● Required task
Can you reproduce every one of the items below line for line, leaving out the pictures?

● Extracted information
- - - - - - -

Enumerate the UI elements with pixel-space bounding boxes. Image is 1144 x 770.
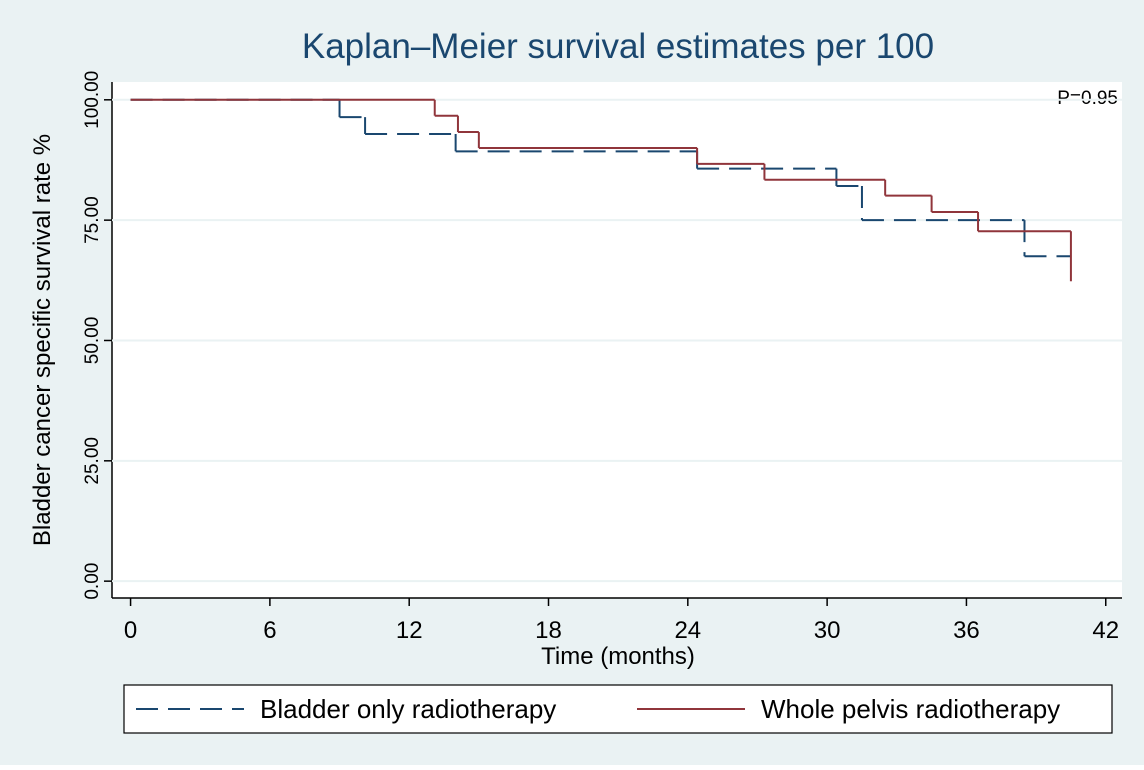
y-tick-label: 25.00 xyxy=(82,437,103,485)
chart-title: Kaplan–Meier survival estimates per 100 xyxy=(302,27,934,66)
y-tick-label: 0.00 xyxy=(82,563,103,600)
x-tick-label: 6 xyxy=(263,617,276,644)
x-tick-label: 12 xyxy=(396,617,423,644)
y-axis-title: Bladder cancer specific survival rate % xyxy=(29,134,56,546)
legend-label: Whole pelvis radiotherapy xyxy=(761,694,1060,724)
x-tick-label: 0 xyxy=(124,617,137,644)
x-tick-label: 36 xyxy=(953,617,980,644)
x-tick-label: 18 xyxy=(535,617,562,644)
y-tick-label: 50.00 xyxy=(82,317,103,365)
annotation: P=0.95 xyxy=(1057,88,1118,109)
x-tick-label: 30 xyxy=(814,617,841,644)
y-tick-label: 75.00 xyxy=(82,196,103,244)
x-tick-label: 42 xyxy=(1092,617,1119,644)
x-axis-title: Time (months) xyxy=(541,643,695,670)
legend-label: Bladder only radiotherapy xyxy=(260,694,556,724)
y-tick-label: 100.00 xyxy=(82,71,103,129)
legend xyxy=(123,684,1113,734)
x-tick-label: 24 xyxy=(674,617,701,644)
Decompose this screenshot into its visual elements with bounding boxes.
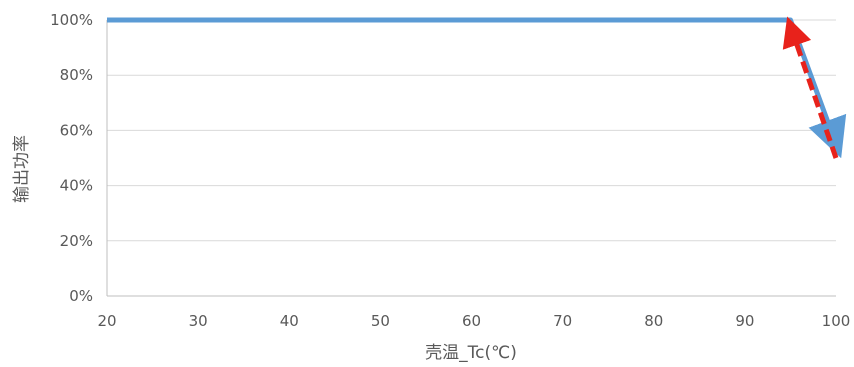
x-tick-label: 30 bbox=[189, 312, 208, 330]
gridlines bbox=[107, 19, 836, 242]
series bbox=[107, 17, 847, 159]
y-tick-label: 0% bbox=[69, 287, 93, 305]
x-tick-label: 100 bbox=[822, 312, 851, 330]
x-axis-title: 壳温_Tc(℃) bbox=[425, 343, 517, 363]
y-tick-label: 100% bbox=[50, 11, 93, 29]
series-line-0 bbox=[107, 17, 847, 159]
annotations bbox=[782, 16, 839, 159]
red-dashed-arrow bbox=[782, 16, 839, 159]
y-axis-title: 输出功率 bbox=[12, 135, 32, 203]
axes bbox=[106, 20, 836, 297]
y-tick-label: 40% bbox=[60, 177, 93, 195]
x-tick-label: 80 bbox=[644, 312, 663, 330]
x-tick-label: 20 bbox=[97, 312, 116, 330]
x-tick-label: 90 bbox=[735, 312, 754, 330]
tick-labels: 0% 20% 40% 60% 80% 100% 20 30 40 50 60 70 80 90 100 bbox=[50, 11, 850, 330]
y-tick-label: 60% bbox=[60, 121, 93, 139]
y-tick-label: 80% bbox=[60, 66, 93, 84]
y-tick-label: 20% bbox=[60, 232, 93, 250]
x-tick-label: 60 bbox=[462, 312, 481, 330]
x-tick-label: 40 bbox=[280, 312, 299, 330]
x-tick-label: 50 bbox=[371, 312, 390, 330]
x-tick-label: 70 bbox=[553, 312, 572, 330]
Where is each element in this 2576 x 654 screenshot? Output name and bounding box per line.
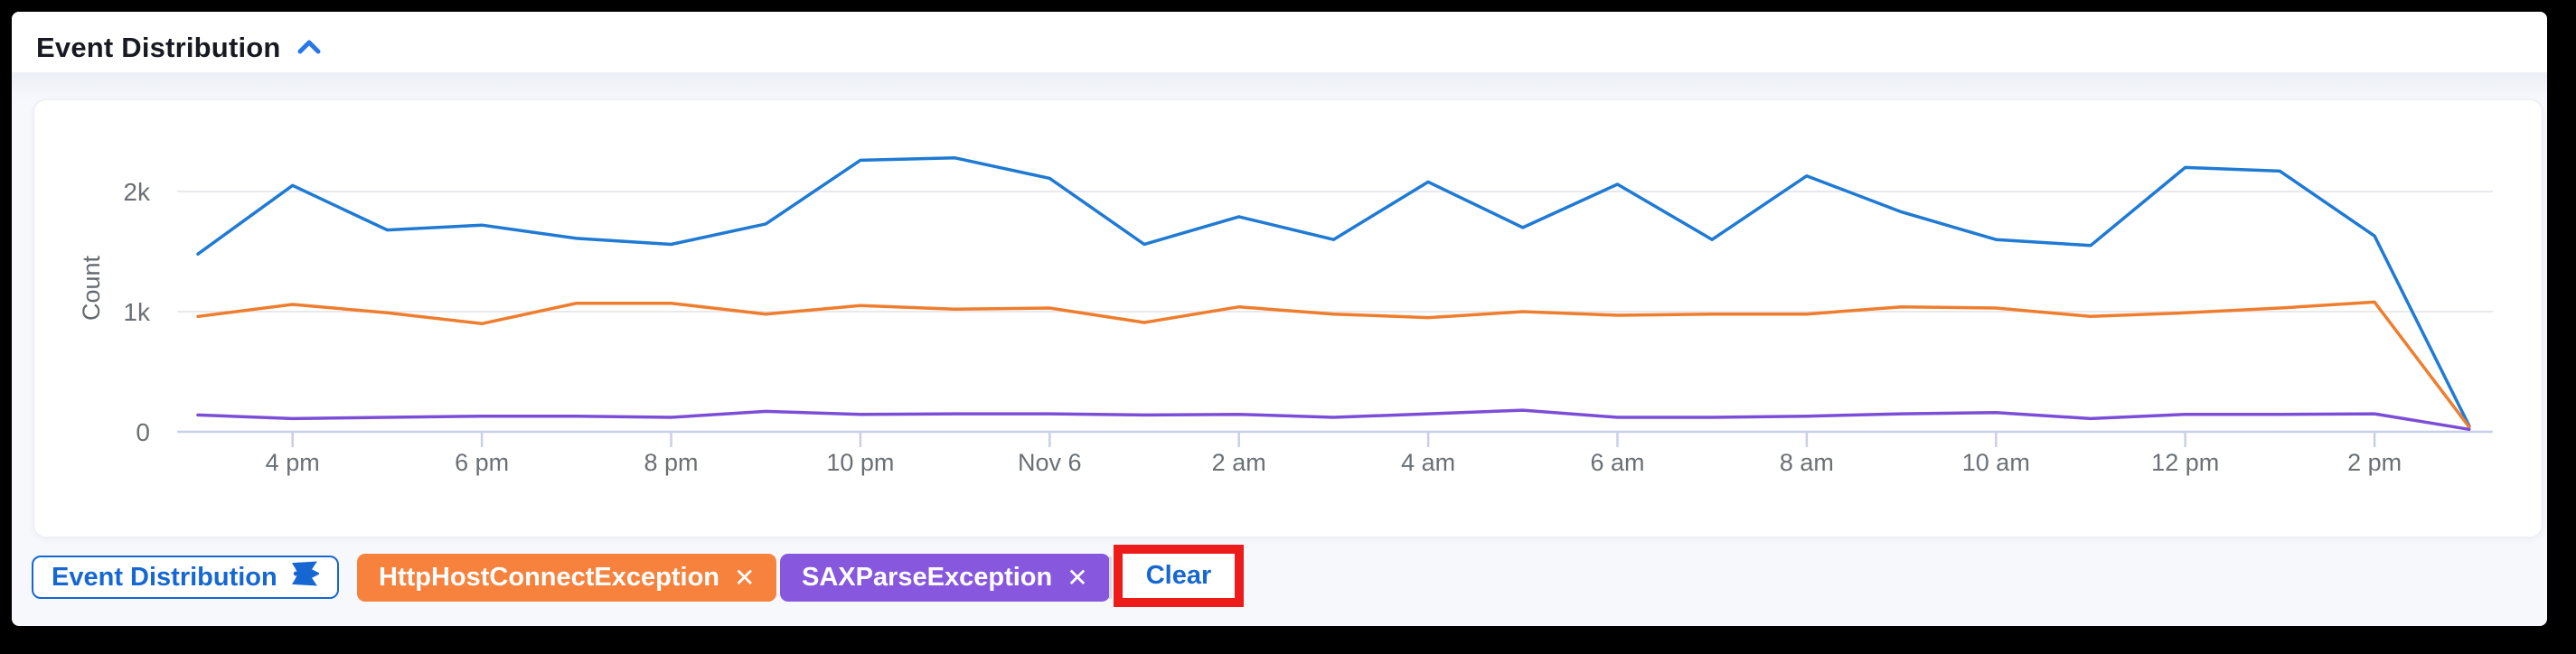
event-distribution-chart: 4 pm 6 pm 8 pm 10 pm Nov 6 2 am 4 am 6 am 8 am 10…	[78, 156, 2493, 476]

- - - - - - -

● Full response
Enumerate the UI elements with pixel-space bounding boxes. Image is 1144 x 770.
y-tick-label: 25.00 xyxy=(82,437,103,485)
chart-title: Kaplan–Meier survival estimates per 100 xyxy=(302,27,934,66)
y-tick-label: 0.00 xyxy=(82,563,103,600)
x-tick-label: 6 xyxy=(263,617,276,644)
x-tick-label: 12 xyxy=(396,617,423,644)
y-axis-title: Bladder cancer specific survival rate % xyxy=(29,134,56,546)
legend-label: Whole pelvis radiotherapy xyxy=(761,694,1060,724)
x-tick-label: 0 xyxy=(124,617,137,644)
x-tick-label: 36 xyxy=(953,617,980,644)
x-tick-label: 18 xyxy=(535,617,562,644)
y-tick-label: 50.00 xyxy=(82,317,103,365)
annotation: P=0.95 xyxy=(1057,88,1118,109)
x-tick-label: 30 xyxy=(814,617,841,644)
y-tick-label: 75.00 xyxy=(82,196,103,244)
x-tick-label: 42 xyxy=(1092,617,1119,644)
x-axis-title: Time (months) xyxy=(541,643,695,670)
legend-label: Bladder only radiotherapy xyxy=(260,694,556,724)
y-tick-label: 100.00 xyxy=(82,71,103,129)
legend xyxy=(123,684,1113,734)
x-tick-label: 24 xyxy=(674,617,701,644)
Decompose this screenshot into its visual elements with bounding boxes.
x-tick-label: 30 bbox=[189, 312, 208, 330]
gridlines bbox=[107, 19, 836, 242]
series bbox=[107, 17, 847, 159]
y-tick-label: 0% bbox=[69, 287, 93, 305]
x-tick-label: 100 bbox=[822, 312, 851, 330]
x-axis-title: 壳温_Tc(℃) bbox=[425, 343, 517, 363]
y-tick-label: 100% bbox=[50, 11, 93, 29]
series-line-0 bbox=[107, 17, 847, 159]
annotations bbox=[782, 16, 839, 159]
red-dashed-arrow bbox=[782, 16, 839, 159]
y-axis-title: 输出功率 bbox=[12, 135, 32, 203]
axes bbox=[106, 20, 836, 297]
y-tick-label: 40% bbox=[60, 177, 93, 195]
x-tick-label: 80 bbox=[644, 312, 663, 330]
x-tick-label: 20 bbox=[97, 312, 116, 330]
x-tick-label: 90 bbox=[735, 312, 754, 330]
tick-labels: 0% 20% 40% 60% 80% 100% 20 30 40 50 60 70 80 90 100 bbox=[50, 11, 850, 330]
y-tick-label: 60% bbox=[60, 121, 93, 139]
y-tick-label: 80% bbox=[60, 66, 93, 84]
y-tick-label: 20% bbox=[60, 232, 93, 250]
x-tick-label: 60 bbox=[462, 312, 481, 330]
x-tick-label: 40 bbox=[280, 312, 299, 330]
x-tick-label: 50 bbox=[371, 312, 390, 330]
x-tick-label: 70 bbox=[553, 312, 572, 330]
Where is each element in this 2576 x 654 screenshot? Output name and bounding box per line.
event-distribution-chart: 4 pm 6 pm 8 pm 10 pm Nov 6 2 am 4 am 6 am 8 am 10…	[78, 156, 2493, 476]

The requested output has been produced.